Records for the exercise -

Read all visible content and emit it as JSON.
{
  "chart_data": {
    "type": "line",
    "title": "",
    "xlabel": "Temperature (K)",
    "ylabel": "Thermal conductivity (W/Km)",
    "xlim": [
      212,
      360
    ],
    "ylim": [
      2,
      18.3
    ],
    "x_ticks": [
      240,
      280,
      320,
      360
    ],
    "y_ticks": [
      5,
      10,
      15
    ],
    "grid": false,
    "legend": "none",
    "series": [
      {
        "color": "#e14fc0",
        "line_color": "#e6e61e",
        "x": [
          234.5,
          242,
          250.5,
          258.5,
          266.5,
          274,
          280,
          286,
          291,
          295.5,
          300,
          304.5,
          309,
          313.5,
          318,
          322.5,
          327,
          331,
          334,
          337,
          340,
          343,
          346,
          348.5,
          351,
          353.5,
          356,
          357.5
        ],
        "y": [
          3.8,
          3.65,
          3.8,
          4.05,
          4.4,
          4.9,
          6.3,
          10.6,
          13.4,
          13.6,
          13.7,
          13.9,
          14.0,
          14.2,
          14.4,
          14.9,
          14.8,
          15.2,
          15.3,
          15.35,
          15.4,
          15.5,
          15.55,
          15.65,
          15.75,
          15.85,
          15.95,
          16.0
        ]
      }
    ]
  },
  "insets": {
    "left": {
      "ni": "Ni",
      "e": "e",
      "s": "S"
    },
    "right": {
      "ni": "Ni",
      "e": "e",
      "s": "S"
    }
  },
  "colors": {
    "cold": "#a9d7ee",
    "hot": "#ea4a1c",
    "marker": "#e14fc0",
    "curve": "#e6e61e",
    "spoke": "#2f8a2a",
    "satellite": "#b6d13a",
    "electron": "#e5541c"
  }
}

Aim of the exercise -
Your task is to retype all the records above with nothing left out.

Exercise solution -
Read all visible content and emit it as JSON.
{
  "chart_data": {
    "type": "line",
    "title": "",
    "xlabel": "Temperature (K)",
    "ylabel": "Thermal conductivity (W/Km)",
    "xlim": [
      212,
      360
    ],
    "ylim": [
      2,
      18.3
    ],
    "x_ticks": [
      240,
      280,
      320,
      360
    ],
    "y_ticks": [
      5,
      10,
      15
    ],
    "grid": false,
    "legend": "none",
    "series": [
      {
        "color": "#e14fc0",
        "line_color": "#e6e61e",
        "x": [
          234.5,
          242,
          250.5,
          258.5,
          266.5,
          274,
          280,
          286,
          291,
          295.5,
          300,
          304.5,
          309,
          313.5,
          318,
          322.5,
          327,
          331,
          334,
          337,
          340,
          343,
          346,
          348.5,
          351,
          353.5,
          356,
          357.5
        ],
        "y": [
          3.8,
          3.65,
          3.8,
          4.05,
          4.4,
          4.9,
          6.3,
          10.6,
          13.4,
          13.6,
          13.7,
          13.9,
          14.0,
          14.2,
          14.4,
          14.9,
          14.8,
          15.2,
          15.3,
          15.35,
          15.4,
          15.5,
          15.55,
          15.65,
          15.75,
          15.85,
          15.95,
          16.0
        ]
      }
    ]
  },
  "insets": {
    "left": {
      "ni": "Ni",
      "e": "e",
      "s": "S"
    },
    "right": {
      "ni": "Ni",
      "e": "e",
      "s": "S"
    }
  },
  "colors": {
    "cold": "#a9d7ee",
    "hot": "#ea4a1c",
    "marker": "#e14fc0",
    "curve": "#e6e61e",
    "spoke": "#2f8a2a",
    "satellite": "#b6d13a",
    "electron": "#e5541c"
  }
}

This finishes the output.